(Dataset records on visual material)
——

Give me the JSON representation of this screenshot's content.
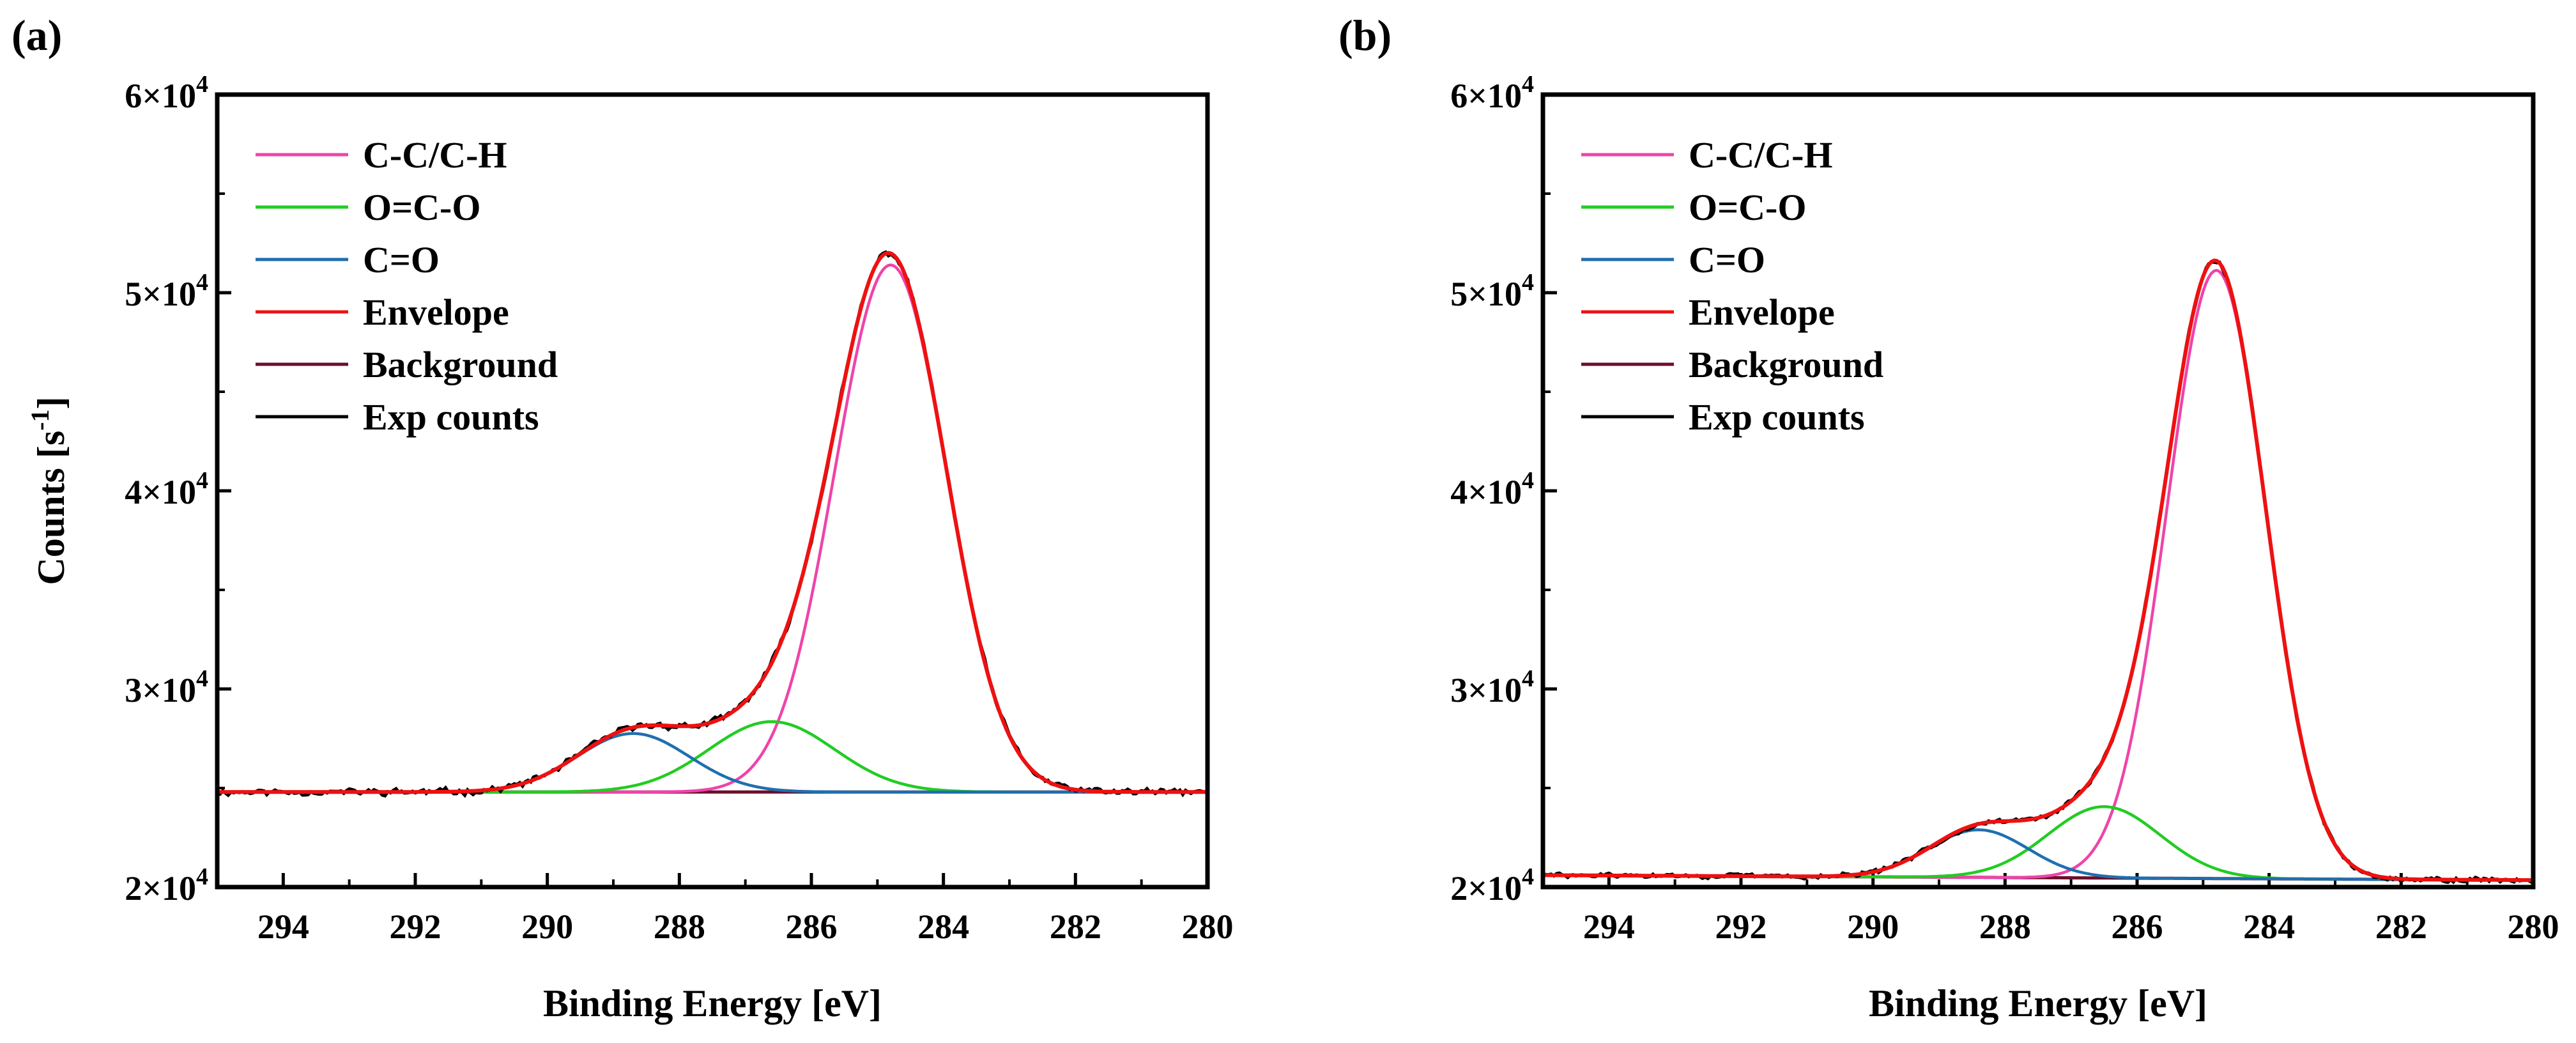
{
  "chart_data": [
    {
      "panel": "(a)",
      "type": "line",
      "xlabel": "Binding Energy [eV]",
      "ylabel": "Counts [s",
      "ylabel_sup": "-1",
      "ylabel_end": "]",
      "xlim": [
        295,
        280
      ],
      "xticks": [
        "294",
        "292",
        "290",
        "288",
        "286",
        "284",
        "282",
        "280"
      ],
      "ylim": [
        20000,
        60000
      ],
      "yticks": [
        {
          "value": 20000,
          "mant": "2",
          "sep": "×",
          "base": "10",
          "exp": "4"
        },
        {
          "value": 30000,
          "mant": "3",
          "sep": "×",
          "base": "10",
          "exp": "4"
        },
        {
          "value": 40000,
          "mant": "4",
          "sep": "×",
          "base": "10",
          "exp": "4"
        },
        {
          "value": 50000,
          "mant": "5",
          "sep": "×",
          "base": "10",
          "exp": "4"
        },
        {
          "value": 60000,
          "mant": "6",
          "sep": "×",
          "base": "10",
          "exp": "4"
        }
      ],
      "background": {
        "start": 24800,
        "end": 24800
      },
      "components": [
        {
          "name": "C-C/C-H",
          "center": 284.8,
          "sigma": 0.85,
          "amp": 26600
        },
        {
          "name": "O=C-O",
          "center": 286.6,
          "sigma": 0.95,
          "amp": 3550
        },
        {
          "name": "C=O",
          "center": 288.7,
          "sigma": 0.85,
          "amp": 2950
        }
      ],
      "noise_amp": 200,
      "legend": [
        {
          "label": "C-C/C-H",
          "color": "#ee44aa"
        },
        {
          "label": "O=C-O",
          "color": "#22cc22"
        },
        {
          "label": "C=O",
          "color": "#1f6fb0"
        },
        {
          "label": "Envelope",
          "color": "#ee1111"
        },
        {
          "label": "Background",
          "color": "#6b0f2a"
        },
        {
          "label": "Exp counts",
          "color": "#000000"
        }
      ]
    },
    {
      "panel": "(b)",
      "type": "line",
      "xlabel": "Binding Energy [eV]",
      "xlim": [
        295,
        280
      ],
      "xticks": [
        "294",
        "292",
        "290",
        "288",
        "286",
        "284",
        "282",
        "280"
      ],
      "ylim": [
        20000,
        60000
      ],
      "yticks": [
        {
          "value": 20000,
          "mant": "2",
          "sep": "×",
          "base": "10",
          "exp": "4"
        },
        {
          "value": 30000,
          "mant": "3",
          "sep": "×",
          "base": "10",
          "exp": "4"
        },
        {
          "value": 40000,
          "mant": "4",
          "sep": "×",
          "base": "10",
          "exp": "4"
        },
        {
          "value": 50000,
          "mant": "5",
          "sep": "×",
          "base": "10",
          "exp": "4"
        },
        {
          "value": 60000,
          "mant": "6",
          "sep": "×",
          "base": "10",
          "exp": "4"
        }
      ],
      "background": {
        "start": 20600,
        "end": 20350
      },
      "components": [
        {
          "name": "C-C/C-H",
          "center": 284.8,
          "sigma": 0.75,
          "amp": 30700
        },
        {
          "name": "O=C-O",
          "center": 286.5,
          "sigma": 0.85,
          "amp": 3600
        },
        {
          "name": "C=O",
          "center": 288.4,
          "sigma": 0.75,
          "amp": 2400
        }
      ],
      "noise_amp": 150,
      "legend": [
        {
          "label": "C-C/C-H",
          "color": "#ee44aa"
        },
        {
          "label": "O=C-O",
          "color": "#22cc22"
        },
        {
          "label": "C=O",
          "color": "#1f6fb0"
        },
        {
          "label": "Envelope",
          "color": "#ee1111"
        },
        {
          "label": "Background",
          "color": "#6b0f2a"
        },
        {
          "label": "Exp counts",
          "color": "#000000"
        }
      ]
    }
  ]
}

——

The exercise.
Give all the entries again exactly, dropping each picture.

Response to the exercise.
Give me the JSON representation of this screenshot's content.
{
  "chart_data": [
    {
      "panel": "(a)",
      "type": "line",
      "xlabel": "Binding Energy [eV]",
      "ylabel": "Counts [s",
      "ylabel_sup": "-1",
      "ylabel_end": "]",
      "xlim": [
        295,
        280
      ],
      "xticks": [
        "294",
        "292",
        "290",
        "288",
        "286",
        "284",
        "282",
        "280"
      ],
      "ylim": [
        20000,
        60000
      ],
      "yticks": [
        {
          "value": 20000,
          "mant": "2",
          "sep": "×",
          "base": "10",
          "exp": "4"
        },
        {
          "value": 30000,
          "mant": "3",
          "sep": "×",
          "base": "10",
          "exp": "4"
        },
        {
          "value": 40000,
          "mant": "4",
          "sep": "×",
          "base": "10",
          "exp": "4"
        },
        {
          "value": 50000,
          "mant": "5",
          "sep": "×",
          "base": "10",
          "exp": "4"
        },
        {
          "value": 60000,
          "mant": "6",
          "sep": "×",
          "base": "10",
          "exp": "4"
        }
      ],
      "background": {
        "start": 24800,
        "end": 24800
      },
      "components": [
        {
          "name": "C-C/C-H",
          "center": 284.8,
          "sigma": 0.85,
          "amp": 26600
        },
        {
          "name": "O=C-O",
          "center": 286.6,
          "sigma": 0.95,
          "amp": 3550
        },
        {
          "name": "C=O",
          "center": 288.7,
          "sigma": 0.85,
          "amp": 2950
        }
      ],
      "noise_amp": 200,
      "legend": [
        {
          "label": "C-C/C-H",
          "color": "#ee44aa"
        },
        {
          "label": "O=C-O",
          "color": "#22cc22"
        },
        {
          "label": "C=O",
          "color": "#1f6fb0"
        },
        {
          "label": "Envelope",
          "color": "#ee1111"
        },
        {
          "label": "Background",
          "color": "#6b0f2a"
        },
        {
          "label": "Exp counts",
          "color": "#000000"
        }
      ]
    },
    {
      "panel": "(b)",
      "type": "line",
      "xlabel": "Binding Energy [eV]",
      "xlim": [
        295,
        280
      ],
      "xticks": [
        "294",
        "292",
        "290",
        "288",
        "286",
        "284",
        "282",
        "280"
      ],
      "ylim": [
        20000,
        60000
      ],
      "yticks": [
        {
          "value": 20000,
          "mant": "2",
          "sep": "×",
          "base": "10",
          "exp": "4"
        },
        {
          "value": 30000,
          "mant": "3",
          "sep": "×",
          "base": "10",
          "exp": "4"
        },
        {
          "value": 40000,
          "mant": "4",
          "sep": "×",
          "base": "10",
          "exp": "4"
        },
        {
          "value": 50000,
          "mant": "5",
          "sep": "×",
          "base": "10",
          "exp": "4"
        },
        {
          "value": 60000,
          "mant": "6",
          "sep": "×",
          "base": "10",
          "exp": "4"
        }
      ],
      "background": {
        "start": 20600,
        "end": 20350
      },
      "components": [
        {
          "name": "C-C/C-H",
          "center": 284.8,
          "sigma": 0.75,
          "amp": 30700
        },
        {
          "name": "O=C-O",
          "center": 286.5,
          "sigma": 0.85,
          "amp": 3600
        },
        {
          "name": "C=O",
          "center": 288.4,
          "sigma": 0.75,
          "amp": 2400
        }
      ],
      "noise_amp": 150,
      "legend": [
        {
          "label": "C-C/C-H",
          "color": "#ee44aa"
        },
        {
          "label": "O=C-O",
          "color": "#22cc22"
        },
        {
          "label": "C=O",
          "color": "#1f6fb0"
        },
        {
          "label": "Envelope",
          "color": "#ee1111"
        },
        {
          "label": "Background",
          "color": "#6b0f2a"
        },
        {
          "label": "Exp counts",
          "color": "#000000"
        }
      ]
    }
  ]
}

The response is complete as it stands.